● **Short exercise**: Print each of the entries exactly, leaving nothing out.

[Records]
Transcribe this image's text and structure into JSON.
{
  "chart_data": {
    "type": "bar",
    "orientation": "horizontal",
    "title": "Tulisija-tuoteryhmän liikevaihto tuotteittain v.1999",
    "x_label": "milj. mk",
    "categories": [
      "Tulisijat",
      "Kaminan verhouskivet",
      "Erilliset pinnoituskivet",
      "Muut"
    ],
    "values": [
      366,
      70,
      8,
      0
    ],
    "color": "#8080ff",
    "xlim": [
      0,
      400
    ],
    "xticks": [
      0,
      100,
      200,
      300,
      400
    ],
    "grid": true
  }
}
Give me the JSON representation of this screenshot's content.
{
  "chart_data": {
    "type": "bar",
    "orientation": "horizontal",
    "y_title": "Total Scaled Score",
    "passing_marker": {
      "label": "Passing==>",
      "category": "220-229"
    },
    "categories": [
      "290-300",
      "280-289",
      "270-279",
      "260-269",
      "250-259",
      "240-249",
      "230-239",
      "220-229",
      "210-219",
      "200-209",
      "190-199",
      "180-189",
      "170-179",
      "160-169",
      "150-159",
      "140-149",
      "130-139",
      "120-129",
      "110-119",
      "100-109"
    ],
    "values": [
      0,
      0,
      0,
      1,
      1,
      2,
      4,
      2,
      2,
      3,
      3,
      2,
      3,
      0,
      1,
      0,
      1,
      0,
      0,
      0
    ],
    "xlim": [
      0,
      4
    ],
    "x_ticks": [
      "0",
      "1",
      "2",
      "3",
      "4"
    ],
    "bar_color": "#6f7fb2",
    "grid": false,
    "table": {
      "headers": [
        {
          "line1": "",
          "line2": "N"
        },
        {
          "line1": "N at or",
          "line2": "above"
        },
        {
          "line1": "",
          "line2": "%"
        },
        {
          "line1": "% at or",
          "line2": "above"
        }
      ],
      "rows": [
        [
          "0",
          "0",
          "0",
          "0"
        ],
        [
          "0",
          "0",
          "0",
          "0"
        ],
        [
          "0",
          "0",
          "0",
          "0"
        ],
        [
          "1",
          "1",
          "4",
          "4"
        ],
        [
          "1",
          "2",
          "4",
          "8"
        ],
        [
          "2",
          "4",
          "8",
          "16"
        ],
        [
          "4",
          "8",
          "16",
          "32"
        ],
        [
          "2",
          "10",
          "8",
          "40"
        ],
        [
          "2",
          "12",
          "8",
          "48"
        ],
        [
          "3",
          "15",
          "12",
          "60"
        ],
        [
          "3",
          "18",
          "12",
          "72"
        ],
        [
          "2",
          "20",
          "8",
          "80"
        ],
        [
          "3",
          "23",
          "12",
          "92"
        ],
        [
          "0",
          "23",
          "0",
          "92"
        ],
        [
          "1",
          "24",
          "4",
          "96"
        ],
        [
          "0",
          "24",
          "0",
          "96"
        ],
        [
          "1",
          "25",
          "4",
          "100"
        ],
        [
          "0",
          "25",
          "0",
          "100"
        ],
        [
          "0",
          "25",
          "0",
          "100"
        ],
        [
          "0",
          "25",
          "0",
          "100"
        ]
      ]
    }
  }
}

● **Solution for this exercise**:
Transcribe this image's text and structure into JSON.
{
  "chart_data": {
    "type": "bar",
    "orientation": "horizontal",
    "title": "Tulisija-tuoteryhmän liikevaihto tuotteittain v.1999",
    "x_label": "milj. mk",
    "categories": [
      "Tulisijat",
      "Kaminan verhouskivet",
      "Erilliset pinnoituskivet",
      "Muut"
    ],
    "values": [
      366,
      70,
      8,
      0
    ],
    "color": "#8080ff",
    "xlim": [
      0,
      400
    ],
    "xticks": [
      0,
      100,
      200,
      300,
      400
    ],
    "grid": true
  }
}
Give me the JSON representation of this screenshot's content.
{
  "chart_data": {
    "type": "bar",
    "orientation": "horizontal",
    "y_title": "Total Scaled Score",
    "passing_marker": {
      "label": "Passing==>",
      "category": "220-229"
    },
    "categories": [
      "290-300",
      "280-289",
      "270-279",
      "260-269",
      "250-259",
      "240-249",
      "230-239",
      "220-229",
      "210-219",
      "200-209",
      "190-199",
      "180-189",
      "170-179",
      "160-169",
      "150-159",
      "140-149",
      "130-139",
      "120-129",
      "110-119",
      "100-109"
    ],
    "values": [
      0,
      0,
      0,
      1,
      1,
      2,
      4,
      2,
      2,
      3,
      3,
      2,
      3,
      0,
      1,
      0,
      1,
      0,
      0,
      0
    ],
    "xlim": [
      0,
      4
    ],
    "x_ticks": [
      "0",
      "1",
      "2",
      "3",
      "4"
    ],
    "bar_color": "#6f7fb2",
    "grid": false,
    "table": {
      "headers": [
        {
          "line1": "",
          "line2": "N"
        },
        {
          "line1": "N at or",
          "line2": "above"
        },
        {
          "line1": "",
          "line2": "%"
        },
        {
          "line1": "% at or",
          "line2": "above"
        }
      ],
      "rows": [
        [
          "0",
          "0",
          "0",
          "0"
        ],
        [
          "0",
          "0",
          "0",
          "0"
        ],
        [
          "0",
          "0",
          "0",
          "0"
        ],
        [
          "1",
          "1",
          "4",
          "4"
        ],
        [
          "1",
          "2",
          "4",
          "8"
        ],
        [
          "2",
          "4",
          "8",
          "16"
        ],
        [
          "4",
          "8",
          "16",
          "32"
        ],
        [
          "2",
          "10",
          "8",
          "40"
        ],
        [
          "2",
          "12",
          "8",
          "48"
        ],
        [
          "3",
          "15",
          "12",
          "60"
        ],
        [
          "3",
          "18",
          "12",
          "72"
        ],
        [
          "2",
          "20",
          "8",
          "80"
        ],
        [
          "3",
          "23",
          "12",
          "92"
        ],
        [
          "0",
          "23",
          "0",
          "92"
        ],
        [
          "1",
          "24",
          "4",
          "96"
        ],
        [
          "0",
          "24",
          "0",
          "96"
        ],
        [
          "1",
          "25",
          "4",
          "100"
        ],
        [
          "0",
          "25",
          "0",
          "100"
        ],
        [
          "0",
          "25",
          "0",
          "100"
        ],
        [
          "0",
          "25",
          "0",
          "100"
        ]
      ]
    }
  }
}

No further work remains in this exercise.